* Excerpted text:
Effect of lesions in the ventral noradrenergic tract produced by microinjection of 6-hydroxydopamine on gonadotropin release in the rat.

Noradrenergic innervation to the hypothalamus is provided principally by the ventral noradrenergic tract (VNAT) which carries the axons of noradrenergic neurons whose cell bodies lie in the brain stem. To determine the importance of the VNAT in the stimulation of LH release induced by progesterone in ovariectomized, estrogen-primed rats, 6-hydroxydopamine (6-OHDA), an agent which selectively destroys catecholaninergic neurons, was microinjected bilaterally into this tract, 2 days after priming of the ovariectomized animals with 5 mug of estradiol benzoate, sc. Following microinjection, 2 mg of progesterone was injected sc to provoke LH release. A surge of FSH and LH release occurred 6 h after progesterone in control animals and those injected with the ascorbic acid diluent into the VNAT. Injections of 6-OHDA into the tract completely blocked both the LHP AND FSH surge. Control injections of 6-OHDA into the superior colliculus, the caudate-putamen or the frontal cortex did not alter the release of FSH and LH induced by progesterone. Twenty-four hours after injection of 6-OHDA into the VNAT, there was a slight reduction in norepinephrine content in the anterior hypothalamic area and a significant reduction in the region of the arcuate nucleus and median eminence. In this experiment, 6-OHDA injections into the VNAT blocked not only the FSH and LH release induced by progesterone but also the increase in serum prolactin which was present in control animals. In normal females, injections of 6-OHDA into the VNAT blocked the proestrous discharge of LH and partially blocked that of FSH. It is concluded that acute interruption of the VNAT induced by a 6-OHDA can block not only the stimulation of FSH and LH induced by progesterone, but also the preovulatory discharge of gonadotropins. The results suggest that increased impulse traffic in the VNAT on the afternoon of proestrus may be involved in induction of the proestrous gonadotropin surge.

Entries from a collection
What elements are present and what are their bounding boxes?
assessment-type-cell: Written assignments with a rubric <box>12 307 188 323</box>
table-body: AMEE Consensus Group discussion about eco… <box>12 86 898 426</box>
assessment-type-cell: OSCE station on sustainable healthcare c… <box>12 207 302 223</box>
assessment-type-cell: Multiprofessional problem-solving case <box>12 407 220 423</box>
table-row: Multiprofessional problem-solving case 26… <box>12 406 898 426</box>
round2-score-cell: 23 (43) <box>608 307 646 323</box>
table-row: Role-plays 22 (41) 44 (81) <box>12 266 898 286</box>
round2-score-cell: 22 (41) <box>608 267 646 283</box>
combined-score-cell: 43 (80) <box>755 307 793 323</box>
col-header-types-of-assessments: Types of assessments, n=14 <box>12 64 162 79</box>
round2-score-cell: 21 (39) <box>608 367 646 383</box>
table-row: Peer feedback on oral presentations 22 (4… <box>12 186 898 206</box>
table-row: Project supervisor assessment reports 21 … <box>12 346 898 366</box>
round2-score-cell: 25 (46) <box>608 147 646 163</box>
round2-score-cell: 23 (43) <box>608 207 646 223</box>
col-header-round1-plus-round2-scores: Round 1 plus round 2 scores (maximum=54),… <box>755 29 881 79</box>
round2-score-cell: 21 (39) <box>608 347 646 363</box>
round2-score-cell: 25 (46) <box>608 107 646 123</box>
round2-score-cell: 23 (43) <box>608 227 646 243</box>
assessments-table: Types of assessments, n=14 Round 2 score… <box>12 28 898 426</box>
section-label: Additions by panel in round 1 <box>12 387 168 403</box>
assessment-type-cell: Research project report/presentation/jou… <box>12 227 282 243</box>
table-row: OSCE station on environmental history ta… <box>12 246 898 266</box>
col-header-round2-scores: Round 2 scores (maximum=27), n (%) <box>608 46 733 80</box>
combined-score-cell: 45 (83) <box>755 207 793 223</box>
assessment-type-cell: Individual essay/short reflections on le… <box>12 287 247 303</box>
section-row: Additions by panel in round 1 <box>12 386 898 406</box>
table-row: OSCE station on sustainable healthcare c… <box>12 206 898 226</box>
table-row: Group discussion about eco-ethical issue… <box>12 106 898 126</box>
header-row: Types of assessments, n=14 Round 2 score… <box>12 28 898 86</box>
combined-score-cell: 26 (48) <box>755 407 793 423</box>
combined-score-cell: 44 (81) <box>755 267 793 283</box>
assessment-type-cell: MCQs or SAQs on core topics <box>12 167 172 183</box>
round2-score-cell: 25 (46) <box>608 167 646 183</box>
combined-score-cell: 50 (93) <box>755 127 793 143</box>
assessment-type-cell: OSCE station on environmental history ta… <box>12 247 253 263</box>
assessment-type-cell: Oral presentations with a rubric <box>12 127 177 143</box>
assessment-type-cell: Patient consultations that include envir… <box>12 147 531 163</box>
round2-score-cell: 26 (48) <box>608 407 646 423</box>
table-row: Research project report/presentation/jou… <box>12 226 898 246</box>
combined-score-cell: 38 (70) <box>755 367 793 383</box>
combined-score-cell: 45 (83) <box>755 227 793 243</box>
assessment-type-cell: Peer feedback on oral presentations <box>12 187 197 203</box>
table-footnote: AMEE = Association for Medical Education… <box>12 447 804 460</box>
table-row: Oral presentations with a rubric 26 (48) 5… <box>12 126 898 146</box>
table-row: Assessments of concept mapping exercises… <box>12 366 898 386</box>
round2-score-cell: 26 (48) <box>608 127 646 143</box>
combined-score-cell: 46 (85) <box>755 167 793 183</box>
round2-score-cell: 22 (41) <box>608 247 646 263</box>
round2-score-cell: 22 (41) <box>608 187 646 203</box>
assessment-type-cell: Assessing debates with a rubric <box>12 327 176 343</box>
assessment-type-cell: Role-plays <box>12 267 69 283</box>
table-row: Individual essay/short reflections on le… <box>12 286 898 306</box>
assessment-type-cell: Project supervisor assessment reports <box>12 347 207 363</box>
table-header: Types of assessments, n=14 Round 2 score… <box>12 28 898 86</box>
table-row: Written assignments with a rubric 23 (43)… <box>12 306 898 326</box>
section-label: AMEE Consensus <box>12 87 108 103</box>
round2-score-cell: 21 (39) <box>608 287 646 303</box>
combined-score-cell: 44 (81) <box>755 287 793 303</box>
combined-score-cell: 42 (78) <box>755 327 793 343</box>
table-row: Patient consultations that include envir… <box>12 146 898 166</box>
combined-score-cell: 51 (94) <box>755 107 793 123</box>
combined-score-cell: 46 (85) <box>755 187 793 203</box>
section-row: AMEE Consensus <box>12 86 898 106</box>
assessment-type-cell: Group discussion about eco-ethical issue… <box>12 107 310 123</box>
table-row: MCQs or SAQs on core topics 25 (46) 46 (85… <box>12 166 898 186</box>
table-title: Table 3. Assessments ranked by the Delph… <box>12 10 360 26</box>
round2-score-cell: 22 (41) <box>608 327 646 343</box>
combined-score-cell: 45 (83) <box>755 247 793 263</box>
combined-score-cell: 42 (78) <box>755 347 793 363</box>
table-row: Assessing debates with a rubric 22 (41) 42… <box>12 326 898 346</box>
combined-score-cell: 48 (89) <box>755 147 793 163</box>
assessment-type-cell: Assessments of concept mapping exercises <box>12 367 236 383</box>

* Exercise aim: In the text on gonadotropin release in the rat, how long after progesterone did the FSH and LH surge occur in control animals?

* Result of the exercise: 6 hours after progesterone.